> _OBJECTIVE_:
All entries should be output exactly as they stand.

(Stored items from a collection)
_ _ _ _ _

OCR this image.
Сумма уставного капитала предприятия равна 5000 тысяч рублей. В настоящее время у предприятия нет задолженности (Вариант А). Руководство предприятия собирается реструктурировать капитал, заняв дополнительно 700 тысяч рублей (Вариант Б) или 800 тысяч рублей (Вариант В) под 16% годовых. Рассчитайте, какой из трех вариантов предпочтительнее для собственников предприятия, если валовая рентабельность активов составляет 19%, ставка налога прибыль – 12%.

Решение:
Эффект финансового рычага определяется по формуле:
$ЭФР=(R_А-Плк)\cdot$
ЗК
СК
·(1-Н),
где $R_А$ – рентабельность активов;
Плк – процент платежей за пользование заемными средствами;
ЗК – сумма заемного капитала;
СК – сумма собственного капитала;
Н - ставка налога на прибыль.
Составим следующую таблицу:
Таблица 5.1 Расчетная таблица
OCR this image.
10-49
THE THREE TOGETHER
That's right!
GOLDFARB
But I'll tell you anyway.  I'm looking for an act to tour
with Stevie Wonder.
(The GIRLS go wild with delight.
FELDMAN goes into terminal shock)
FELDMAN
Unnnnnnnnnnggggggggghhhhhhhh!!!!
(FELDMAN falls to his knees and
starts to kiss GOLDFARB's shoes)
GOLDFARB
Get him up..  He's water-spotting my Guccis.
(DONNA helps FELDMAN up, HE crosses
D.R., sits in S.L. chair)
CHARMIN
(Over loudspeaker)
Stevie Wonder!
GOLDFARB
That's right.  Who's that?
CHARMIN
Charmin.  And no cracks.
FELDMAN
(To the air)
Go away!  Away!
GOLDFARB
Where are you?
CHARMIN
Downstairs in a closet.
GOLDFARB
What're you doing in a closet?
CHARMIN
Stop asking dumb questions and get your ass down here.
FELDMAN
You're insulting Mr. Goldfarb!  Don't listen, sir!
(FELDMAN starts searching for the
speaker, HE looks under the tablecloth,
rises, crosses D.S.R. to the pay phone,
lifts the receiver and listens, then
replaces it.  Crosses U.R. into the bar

_ _ _ _ _

> _RESPONSE TO THIS EXERCISE_:
OCR this image.
Сумма уставного капитала предприятия равна 5000 тысяч рублей. В настоящее время у предприятия нет задолженности (Вариант А). Руководство предприятия собирается реструктурировать капитал, заняв дополнительно 700 тысяч рублей (Вариант Б) или 800 тысяч рублей (Вариант В) под 16% годовых. Рассчитайте, какой из трех вариантов предпочтительнее для собственников предприятия, если валовая рентабельность активов составляет 19%, ставка налога прибыль – 12%.

Решение:
Эффект финансового рычага определяется по формуле:
$ЭФР=(R_А-Плк)\cdot$
ЗК
СК
·(1-Н),
где $R_А$ – рентабельность активов;
Плк – процент платежей за пользование заемными средствами;
ЗК – сумма заемного капитала;
СК – сумма собственного капитала;
Н - ставка налога на прибыль.
Составим следующую таблицу:
Таблица 5.1 Расчетная таблица
OCR this image.
10-49
THE THREE TOGETHER
That's right!
GOLDFARB
But I'll tell you anyway.  I'm looking for an act to tour
with Stevie Wonder.
(The GIRLS go wild with delight.
FELDMAN goes into terminal shock)
FELDMAN
Unnnnnnnnnnggggggggghhhhhhhh!!!!
(FELDMAN falls to his knees and
starts to kiss GOLDFARB's shoes)
GOLDFARB
Get him up..  He's water-spotting my Guccis.
(DONNA helps FELDMAN up, HE crosses
D.R., sits in S.L. chair)
CHARMIN
(Over loudspeaker)
Stevie Wonder!
GOLDFARB
That's right.  Who's that?
CHARMIN
Charmin.  And no cracks.
FELDMAN
(To the air)
Go away!  Away!
GOLDFARB
Where are you?
CHARMIN
Downstairs in a closet.
GOLDFARB
What're you doing in a closet?
CHARMIN
Stop asking dumb questions and get your ass down here.
FELDMAN
You're insulting Mr. Goldfarb!  Don't listen, sir!
(FELDMAN starts searching for the
speaker, HE looks under the tablecloth,
rises, crosses D.S.R. to the pay phone,
lifts the receiver and listens, then
replaces it.  Crosses U.R. into the bar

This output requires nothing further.